Work instruction: Each line below is to be copied exactly as it appears.

--------------------

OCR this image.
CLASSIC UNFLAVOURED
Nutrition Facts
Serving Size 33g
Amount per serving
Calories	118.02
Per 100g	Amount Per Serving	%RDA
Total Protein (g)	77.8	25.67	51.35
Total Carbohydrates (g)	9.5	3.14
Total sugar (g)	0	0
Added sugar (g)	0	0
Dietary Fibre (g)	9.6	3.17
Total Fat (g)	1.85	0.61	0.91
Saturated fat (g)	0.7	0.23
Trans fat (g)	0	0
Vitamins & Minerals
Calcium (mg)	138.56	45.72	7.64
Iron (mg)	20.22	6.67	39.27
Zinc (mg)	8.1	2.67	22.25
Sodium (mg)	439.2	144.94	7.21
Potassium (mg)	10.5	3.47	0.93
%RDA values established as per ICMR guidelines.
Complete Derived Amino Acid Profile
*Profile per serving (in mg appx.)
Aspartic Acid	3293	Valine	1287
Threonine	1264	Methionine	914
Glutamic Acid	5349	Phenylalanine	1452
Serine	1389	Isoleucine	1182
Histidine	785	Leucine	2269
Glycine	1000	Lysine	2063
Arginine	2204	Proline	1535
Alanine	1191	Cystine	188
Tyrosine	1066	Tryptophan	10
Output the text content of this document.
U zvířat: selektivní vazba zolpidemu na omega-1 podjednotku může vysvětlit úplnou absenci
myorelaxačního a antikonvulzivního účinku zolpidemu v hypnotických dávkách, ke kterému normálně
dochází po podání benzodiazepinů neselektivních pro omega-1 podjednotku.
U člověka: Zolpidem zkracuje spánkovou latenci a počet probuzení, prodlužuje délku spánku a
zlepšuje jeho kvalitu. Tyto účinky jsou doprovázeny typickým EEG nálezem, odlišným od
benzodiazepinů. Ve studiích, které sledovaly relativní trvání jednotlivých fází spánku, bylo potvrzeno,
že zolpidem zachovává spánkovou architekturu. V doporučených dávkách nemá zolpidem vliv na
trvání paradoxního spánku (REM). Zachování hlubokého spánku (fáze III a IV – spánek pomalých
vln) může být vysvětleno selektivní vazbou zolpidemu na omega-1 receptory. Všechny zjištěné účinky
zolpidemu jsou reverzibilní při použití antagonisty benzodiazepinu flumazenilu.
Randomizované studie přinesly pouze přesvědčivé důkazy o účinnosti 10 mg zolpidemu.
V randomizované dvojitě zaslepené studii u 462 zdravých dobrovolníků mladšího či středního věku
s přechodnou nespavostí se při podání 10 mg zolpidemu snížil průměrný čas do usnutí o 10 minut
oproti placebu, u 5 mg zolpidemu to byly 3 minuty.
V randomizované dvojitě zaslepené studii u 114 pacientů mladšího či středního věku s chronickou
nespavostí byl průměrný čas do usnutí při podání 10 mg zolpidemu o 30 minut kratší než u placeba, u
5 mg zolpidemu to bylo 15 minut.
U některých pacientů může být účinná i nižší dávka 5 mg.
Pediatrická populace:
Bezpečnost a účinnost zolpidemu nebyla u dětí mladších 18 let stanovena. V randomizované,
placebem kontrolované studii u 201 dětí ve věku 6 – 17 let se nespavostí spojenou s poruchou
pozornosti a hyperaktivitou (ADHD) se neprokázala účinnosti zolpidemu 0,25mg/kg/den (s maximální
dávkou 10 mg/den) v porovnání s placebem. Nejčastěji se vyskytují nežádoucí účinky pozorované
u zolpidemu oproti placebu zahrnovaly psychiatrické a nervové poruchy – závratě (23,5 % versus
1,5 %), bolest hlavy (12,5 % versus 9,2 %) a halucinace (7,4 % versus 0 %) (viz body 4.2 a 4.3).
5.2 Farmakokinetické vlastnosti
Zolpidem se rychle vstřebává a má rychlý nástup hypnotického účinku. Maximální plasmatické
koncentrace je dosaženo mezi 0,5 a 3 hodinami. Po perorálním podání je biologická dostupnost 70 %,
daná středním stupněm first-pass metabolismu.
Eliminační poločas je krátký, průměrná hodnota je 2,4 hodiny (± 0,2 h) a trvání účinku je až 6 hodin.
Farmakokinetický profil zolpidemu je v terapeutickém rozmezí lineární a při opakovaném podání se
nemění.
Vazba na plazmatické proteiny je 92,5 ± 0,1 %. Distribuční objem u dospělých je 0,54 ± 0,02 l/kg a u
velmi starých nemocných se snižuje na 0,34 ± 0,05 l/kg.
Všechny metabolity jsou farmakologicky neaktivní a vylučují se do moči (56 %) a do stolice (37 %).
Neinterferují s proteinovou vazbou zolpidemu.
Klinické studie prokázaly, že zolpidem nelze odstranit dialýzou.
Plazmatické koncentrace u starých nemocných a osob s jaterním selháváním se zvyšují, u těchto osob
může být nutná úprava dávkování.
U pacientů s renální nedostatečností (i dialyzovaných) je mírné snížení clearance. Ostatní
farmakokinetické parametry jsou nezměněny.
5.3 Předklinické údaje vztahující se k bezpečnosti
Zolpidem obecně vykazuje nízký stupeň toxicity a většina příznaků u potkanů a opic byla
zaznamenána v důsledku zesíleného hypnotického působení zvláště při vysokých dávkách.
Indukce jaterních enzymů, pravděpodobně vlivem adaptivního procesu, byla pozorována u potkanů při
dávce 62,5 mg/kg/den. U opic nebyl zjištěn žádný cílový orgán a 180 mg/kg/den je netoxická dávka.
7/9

--------------------

Answer section:
OCR this image.
CLASSIC UNFLAVOURED
Nutrition Facts
Serving Size 33g
Amount per serving
Calories	118.02
Per 100g	Amount Per Serving	%RDA
Total Protein (g)	77.8	25.67	51.35
Total Carbohydrates (g)	9.5	3.14
Total sugar (g)	0	0
Added sugar (g)	0	0
Dietary Fibre (g)	9.6	3.17
Total Fat (g)	1.85	0.61	0.91
Saturated fat (g)	0.7	0.23
Trans fat (g)	0	0
Vitamins & Minerals
Calcium (mg)	138.56	45.72	7.64
Iron (mg)	20.22	6.67	39.27
Zinc (mg)	8.1	2.67	22.25
Sodium (mg)	439.2	144.94	7.21
Potassium (mg)	10.5	3.47	0.93
%RDA values established as per ICMR guidelines.
Complete Derived Amino Acid Profile
*Profile per serving (in mg appx.)
Aspartic Acid	3293	Valine	1287
Threonine	1264	Methionine	914
Glutamic Acid	5349	Phenylalanine	1452
Serine	1389	Isoleucine	1182
Histidine	785	Leucine	2269
Glycine	1000	Lysine	2063
Arginine	2204	Proline	1535
Alanine	1191	Cystine	188
Tyrosine	1066	Tryptophan	10
Output the text content of this document.
U zvířat: selektivní vazba zolpidemu na omega-1 podjednotku může vysvětlit úplnou absenci
myorelaxačního a antikonvulzivního účinku zolpidemu v hypnotických dávkách, ke kterému normálně
dochází po podání benzodiazepinů neselektivních pro omega-1 podjednotku.
U člověka: Zolpidem zkracuje spánkovou latenci a počet probuzení, prodlužuje délku spánku a
zlepšuje jeho kvalitu. Tyto účinky jsou doprovázeny typickým EEG nálezem, odlišným od
benzodiazepinů. Ve studiích, které sledovaly relativní trvání jednotlivých fází spánku, bylo potvrzeno,
že zolpidem zachovává spánkovou architekturu. V doporučených dávkách nemá zolpidem vliv na
trvání paradoxního spánku (REM). Zachování hlubokého spánku (fáze III a IV – spánek pomalých
vln) může být vysvětleno selektivní vazbou zolpidemu na omega-1 receptory. Všechny zjištěné účinky
zolpidemu jsou reverzibilní při použití antagonisty benzodiazepinu flumazenilu.
Randomizované studie přinesly pouze přesvědčivé důkazy o účinnosti 10 mg zolpidemu.
V randomizované dvojitě zaslepené studii u 462 zdravých dobrovolníků mladšího či středního věku
s přechodnou nespavostí se při podání 10 mg zolpidemu snížil průměrný čas do usnutí o 10 minut
oproti placebu, u 5 mg zolpidemu to byly 3 minuty.
V randomizované dvojitě zaslepené studii u 114 pacientů mladšího či středního věku s chronickou
nespavostí byl průměrný čas do usnutí při podání 10 mg zolpidemu o 30 minut kratší než u placeba, u
5 mg zolpidemu to bylo 15 minut.
U některých pacientů může být účinná i nižší dávka 5 mg.
Pediatrická populace:
Bezpečnost a účinnost zolpidemu nebyla u dětí mladších 18 let stanovena. V randomizované,
placebem kontrolované studii u 201 dětí ve věku 6 – 17 let se nespavostí spojenou s poruchou
pozornosti a hyperaktivitou (ADHD) se neprokázala účinnosti zolpidemu 0,25mg/kg/den (s maximální
dávkou 10 mg/den) v porovnání s placebem. Nejčastěji se vyskytují nežádoucí účinky pozorované
u zolpidemu oproti placebu zahrnovaly psychiatrické a nervové poruchy – závratě (23,5 % versus
1,5 %), bolest hlavy (12,5 % versus 9,2 %) a halucinace (7,4 % versus 0 %) (viz body 4.2 a 4.3).
5.2 Farmakokinetické vlastnosti
Zolpidem se rychle vstřebává a má rychlý nástup hypnotického účinku. Maximální plasmatické
koncentrace je dosaženo mezi 0,5 a 3 hodinami. Po perorálním podání je biologická dostupnost 70 %,
daná středním stupněm first-pass metabolismu.
Eliminační poločas je krátký, průměrná hodnota je 2,4 hodiny (± 0,2 h) a trvání účinku je až 6 hodin.
Farmakokinetický profil zolpidemu je v terapeutickém rozmezí lineární a při opakovaném podání se
nemění.
Vazba na plazmatické proteiny je 92,5 ± 0,1 %. Distribuční objem u dospělých je 0,54 ± 0,02 l/kg a u
velmi starých nemocných se snižuje na 0,34 ± 0,05 l/kg.
Všechny metabolity jsou farmakologicky neaktivní a vylučují se do moči (56 %) a do stolice (37 %).
Neinterferují s proteinovou vazbou zolpidemu.
Klinické studie prokázaly, že zolpidem nelze odstranit dialýzou.
Plazmatické koncentrace u starých nemocných a osob s jaterním selháváním se zvyšují, u těchto osob
může být nutná úprava dávkování.
U pacientů s renální nedostatečností (i dialyzovaných) je mírné snížení clearance. Ostatní
farmakokinetické parametry jsou nezměněny.
5.3 Předklinické údaje vztahující se k bezpečnosti
Zolpidem obecně vykazuje nízký stupeň toxicity a většina příznaků u potkanů a opic byla
zaznamenána v důsledku zesíleného hypnotického působení zvláště při vysokých dávkách.
Indukce jaterních enzymů, pravděpodobně vlivem adaptivního procesu, byla pozorována u potkanů při
dávce 62,5 mg/kg/den. U opic nebyl zjištěn žádný cílový orgán a 180 mg/kg/den je netoxická dávka.
7/9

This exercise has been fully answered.